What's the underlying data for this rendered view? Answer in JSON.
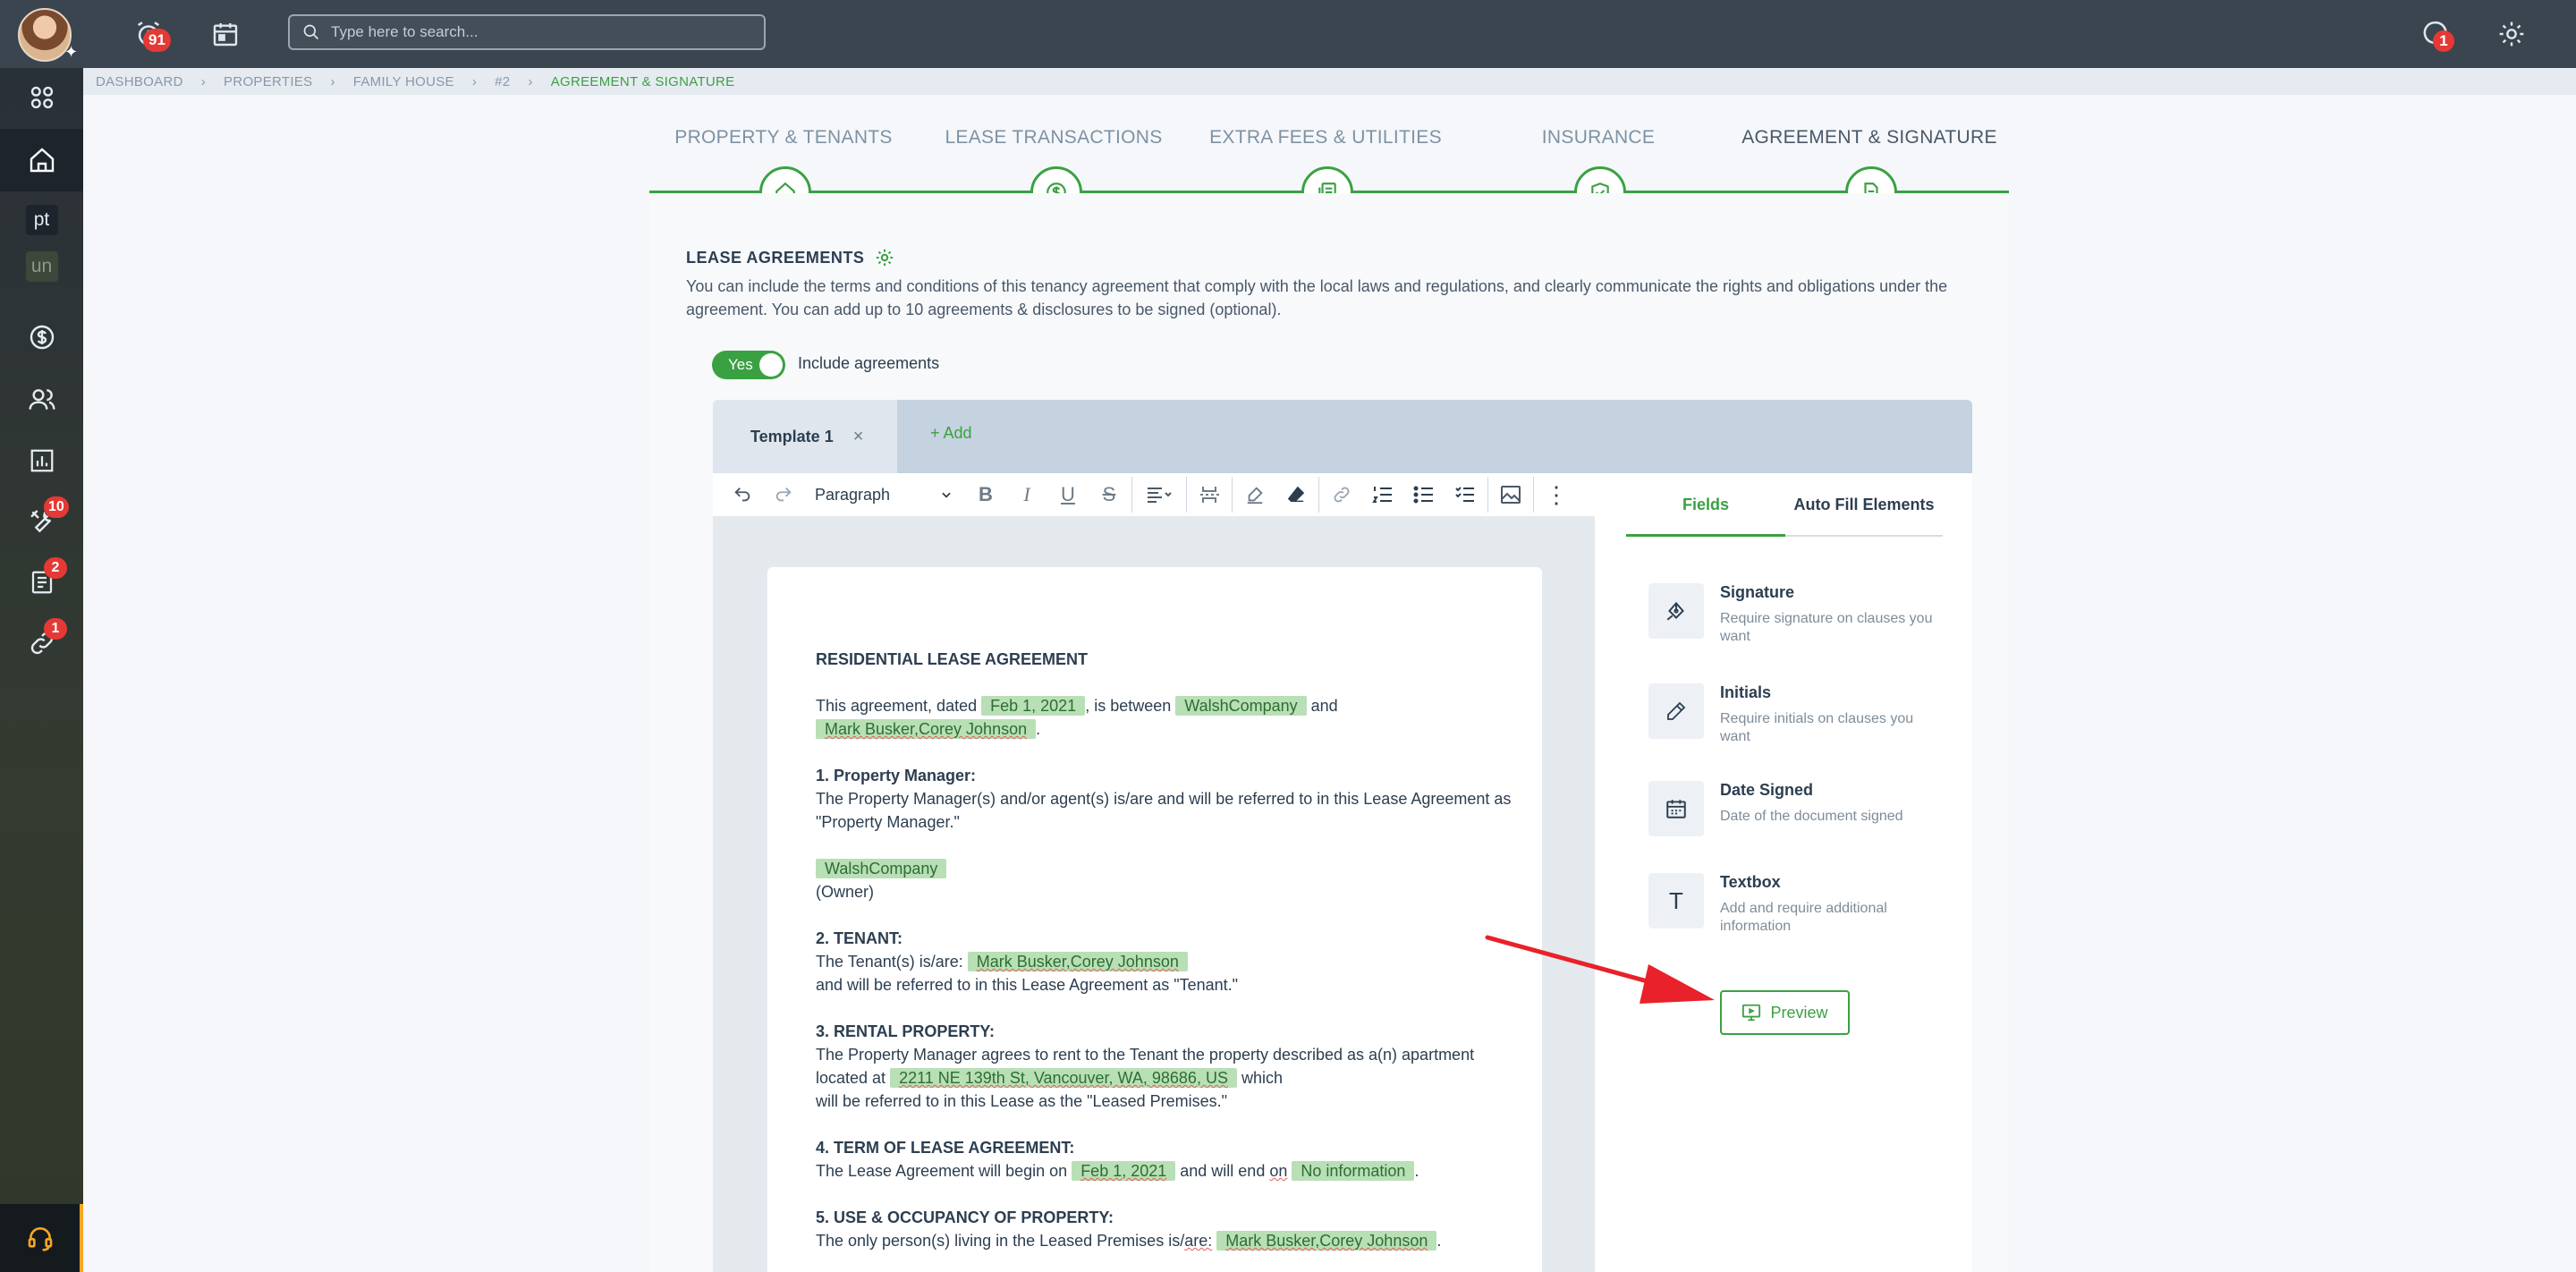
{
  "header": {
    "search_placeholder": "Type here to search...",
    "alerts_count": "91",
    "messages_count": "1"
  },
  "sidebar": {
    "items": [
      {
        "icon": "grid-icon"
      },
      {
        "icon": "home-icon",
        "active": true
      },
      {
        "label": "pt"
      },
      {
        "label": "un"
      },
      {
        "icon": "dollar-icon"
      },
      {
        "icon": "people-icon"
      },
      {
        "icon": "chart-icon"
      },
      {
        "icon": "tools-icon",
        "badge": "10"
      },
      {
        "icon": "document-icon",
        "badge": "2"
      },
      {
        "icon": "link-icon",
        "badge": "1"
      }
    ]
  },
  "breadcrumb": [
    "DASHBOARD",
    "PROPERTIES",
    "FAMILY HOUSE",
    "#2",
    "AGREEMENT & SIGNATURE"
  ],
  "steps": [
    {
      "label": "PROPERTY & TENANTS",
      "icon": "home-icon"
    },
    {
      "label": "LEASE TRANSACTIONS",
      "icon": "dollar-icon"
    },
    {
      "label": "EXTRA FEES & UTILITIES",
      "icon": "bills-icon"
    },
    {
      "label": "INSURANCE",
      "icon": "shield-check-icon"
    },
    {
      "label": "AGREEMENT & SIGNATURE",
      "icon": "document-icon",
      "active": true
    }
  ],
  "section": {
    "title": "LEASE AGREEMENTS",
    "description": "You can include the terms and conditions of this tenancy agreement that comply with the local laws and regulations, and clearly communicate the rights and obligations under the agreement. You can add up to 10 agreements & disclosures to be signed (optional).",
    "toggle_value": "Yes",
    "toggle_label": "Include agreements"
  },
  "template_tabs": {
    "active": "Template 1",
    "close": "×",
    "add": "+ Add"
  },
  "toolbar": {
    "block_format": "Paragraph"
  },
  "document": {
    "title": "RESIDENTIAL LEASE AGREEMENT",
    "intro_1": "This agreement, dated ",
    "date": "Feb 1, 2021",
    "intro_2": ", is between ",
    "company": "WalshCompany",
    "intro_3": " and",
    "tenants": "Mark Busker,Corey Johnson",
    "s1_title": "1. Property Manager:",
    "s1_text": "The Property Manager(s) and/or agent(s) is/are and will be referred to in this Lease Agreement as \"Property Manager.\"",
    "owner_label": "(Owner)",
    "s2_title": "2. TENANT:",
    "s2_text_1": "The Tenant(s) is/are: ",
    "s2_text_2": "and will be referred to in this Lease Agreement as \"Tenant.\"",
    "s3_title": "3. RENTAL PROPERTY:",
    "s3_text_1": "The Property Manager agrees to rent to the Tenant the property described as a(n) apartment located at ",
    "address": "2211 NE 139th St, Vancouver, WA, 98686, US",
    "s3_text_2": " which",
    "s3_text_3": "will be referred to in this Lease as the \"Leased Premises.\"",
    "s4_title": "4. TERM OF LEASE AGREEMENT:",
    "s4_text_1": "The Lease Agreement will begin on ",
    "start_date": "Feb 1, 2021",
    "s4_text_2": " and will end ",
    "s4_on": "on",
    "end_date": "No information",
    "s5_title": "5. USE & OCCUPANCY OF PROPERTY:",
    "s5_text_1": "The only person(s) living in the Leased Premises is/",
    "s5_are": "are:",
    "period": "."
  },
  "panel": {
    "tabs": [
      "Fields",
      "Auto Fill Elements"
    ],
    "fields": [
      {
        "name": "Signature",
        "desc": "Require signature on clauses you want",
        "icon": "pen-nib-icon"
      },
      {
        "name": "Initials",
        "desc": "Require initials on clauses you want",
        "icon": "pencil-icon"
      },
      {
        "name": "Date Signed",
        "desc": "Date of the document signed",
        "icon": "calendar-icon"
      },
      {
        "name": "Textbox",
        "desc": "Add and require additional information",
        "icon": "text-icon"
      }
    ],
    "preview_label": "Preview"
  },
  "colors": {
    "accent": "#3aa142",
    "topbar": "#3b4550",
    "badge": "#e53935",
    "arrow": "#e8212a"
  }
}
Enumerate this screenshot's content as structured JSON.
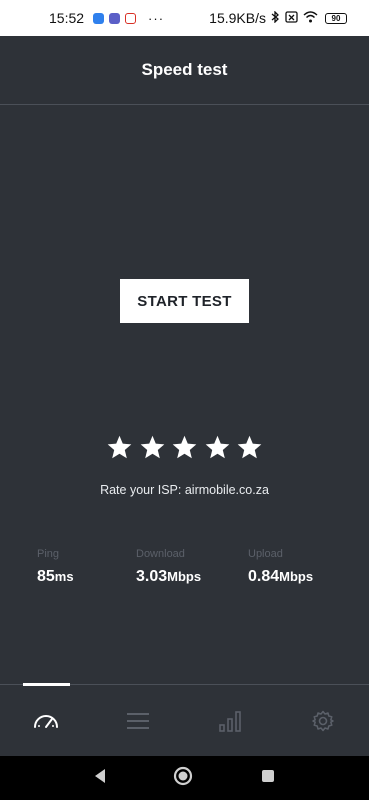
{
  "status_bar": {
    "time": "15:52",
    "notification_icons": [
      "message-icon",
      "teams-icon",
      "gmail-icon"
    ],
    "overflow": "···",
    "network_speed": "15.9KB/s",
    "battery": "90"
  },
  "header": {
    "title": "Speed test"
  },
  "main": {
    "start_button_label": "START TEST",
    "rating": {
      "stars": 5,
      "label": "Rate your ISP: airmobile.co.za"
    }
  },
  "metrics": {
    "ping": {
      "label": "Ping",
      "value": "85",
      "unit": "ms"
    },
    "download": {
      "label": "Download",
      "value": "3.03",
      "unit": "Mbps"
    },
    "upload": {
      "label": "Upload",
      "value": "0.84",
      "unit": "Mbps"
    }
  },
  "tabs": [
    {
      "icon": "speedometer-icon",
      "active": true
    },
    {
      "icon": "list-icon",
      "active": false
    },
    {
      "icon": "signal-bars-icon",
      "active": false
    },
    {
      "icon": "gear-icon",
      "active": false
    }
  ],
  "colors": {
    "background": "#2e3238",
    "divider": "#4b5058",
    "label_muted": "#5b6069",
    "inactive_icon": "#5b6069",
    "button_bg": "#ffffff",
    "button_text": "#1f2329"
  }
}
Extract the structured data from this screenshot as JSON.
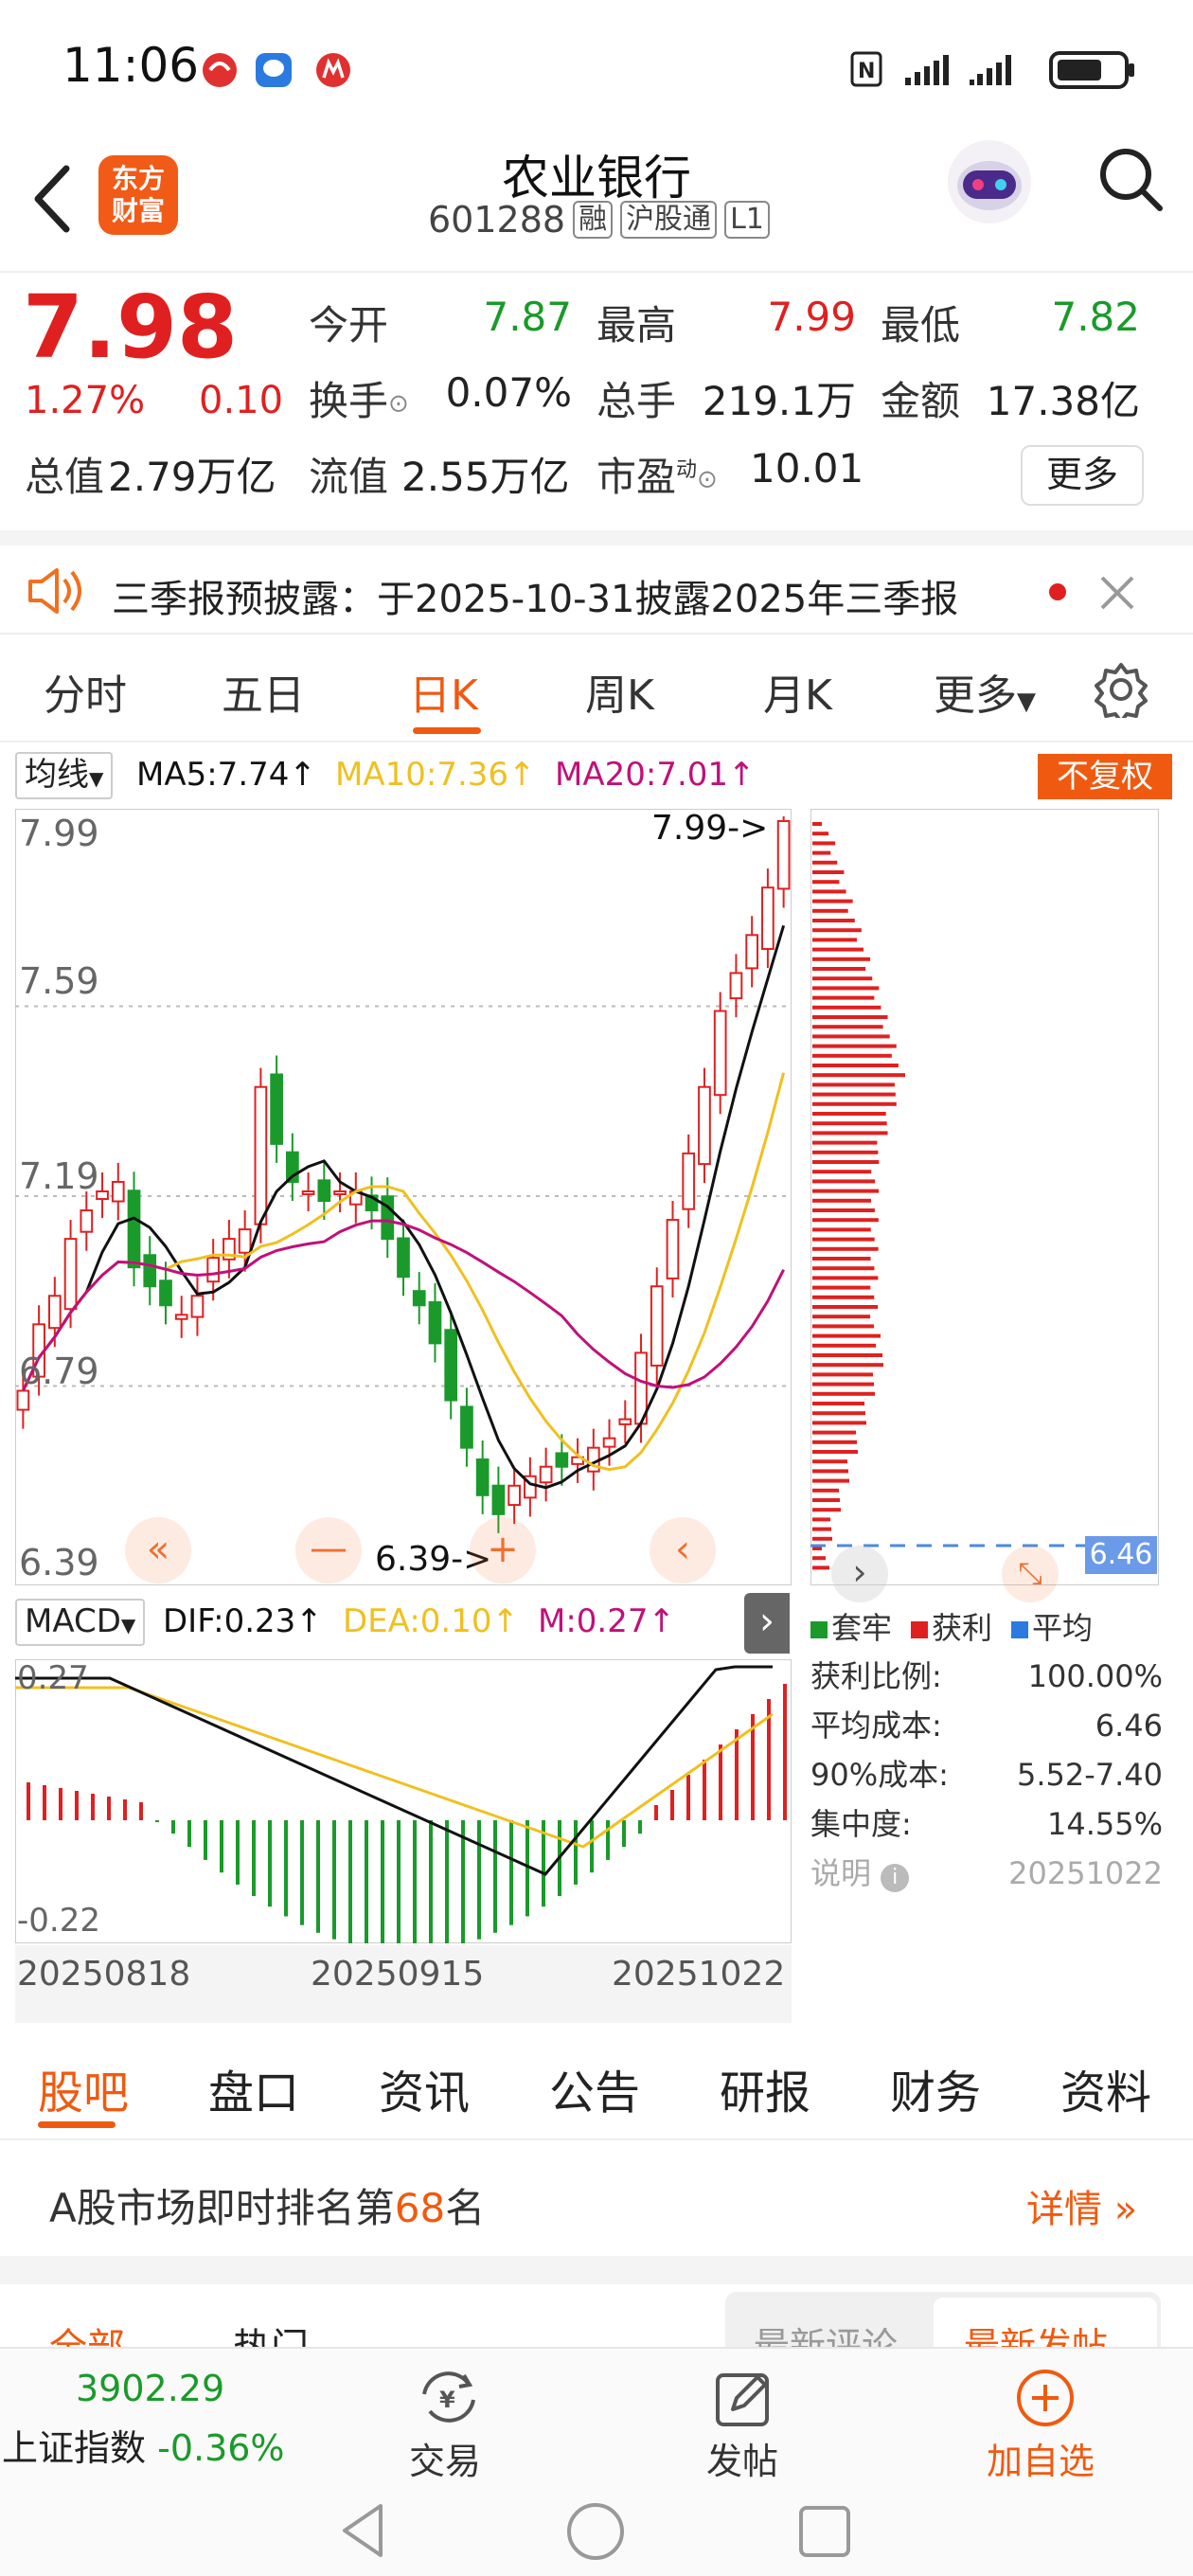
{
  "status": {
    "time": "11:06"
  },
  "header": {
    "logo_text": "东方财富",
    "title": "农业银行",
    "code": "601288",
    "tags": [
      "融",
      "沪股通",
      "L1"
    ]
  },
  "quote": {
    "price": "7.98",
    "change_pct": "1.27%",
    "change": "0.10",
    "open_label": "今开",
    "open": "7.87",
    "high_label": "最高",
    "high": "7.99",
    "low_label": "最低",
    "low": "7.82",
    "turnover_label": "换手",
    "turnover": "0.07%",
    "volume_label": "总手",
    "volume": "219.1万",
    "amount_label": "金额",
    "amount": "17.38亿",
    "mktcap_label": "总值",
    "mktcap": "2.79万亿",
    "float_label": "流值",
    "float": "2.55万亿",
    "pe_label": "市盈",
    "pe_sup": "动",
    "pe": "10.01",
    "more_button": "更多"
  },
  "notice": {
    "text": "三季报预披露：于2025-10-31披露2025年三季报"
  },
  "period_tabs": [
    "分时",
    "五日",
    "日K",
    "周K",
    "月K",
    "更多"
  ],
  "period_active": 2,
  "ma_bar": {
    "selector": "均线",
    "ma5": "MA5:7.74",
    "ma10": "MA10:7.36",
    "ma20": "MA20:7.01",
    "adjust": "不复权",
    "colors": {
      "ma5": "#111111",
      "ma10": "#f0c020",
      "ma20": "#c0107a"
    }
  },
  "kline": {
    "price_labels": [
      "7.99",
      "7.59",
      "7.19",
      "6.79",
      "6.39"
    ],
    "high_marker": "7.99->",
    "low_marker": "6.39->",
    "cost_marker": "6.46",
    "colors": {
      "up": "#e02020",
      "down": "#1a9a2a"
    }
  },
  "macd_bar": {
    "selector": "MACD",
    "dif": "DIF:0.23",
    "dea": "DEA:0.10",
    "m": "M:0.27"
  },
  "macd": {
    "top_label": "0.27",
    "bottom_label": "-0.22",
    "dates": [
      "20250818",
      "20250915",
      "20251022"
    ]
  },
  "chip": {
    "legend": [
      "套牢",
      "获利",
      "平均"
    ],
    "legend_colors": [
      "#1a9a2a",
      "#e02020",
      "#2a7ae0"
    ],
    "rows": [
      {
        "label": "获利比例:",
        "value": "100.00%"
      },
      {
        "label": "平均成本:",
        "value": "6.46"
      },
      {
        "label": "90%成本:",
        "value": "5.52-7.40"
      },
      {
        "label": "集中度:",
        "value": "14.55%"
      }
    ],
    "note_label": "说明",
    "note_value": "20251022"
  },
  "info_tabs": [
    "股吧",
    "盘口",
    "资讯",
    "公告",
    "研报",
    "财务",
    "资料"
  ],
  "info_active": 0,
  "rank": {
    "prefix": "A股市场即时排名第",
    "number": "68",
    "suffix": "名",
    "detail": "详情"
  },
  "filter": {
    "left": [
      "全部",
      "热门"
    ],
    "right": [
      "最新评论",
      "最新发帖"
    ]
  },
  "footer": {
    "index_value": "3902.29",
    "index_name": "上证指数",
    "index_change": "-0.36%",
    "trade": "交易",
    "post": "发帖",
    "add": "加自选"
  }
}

+++

• **SET TASK**: Give only the number of lines in the records that contain the string "information".

• **REPLY**: 2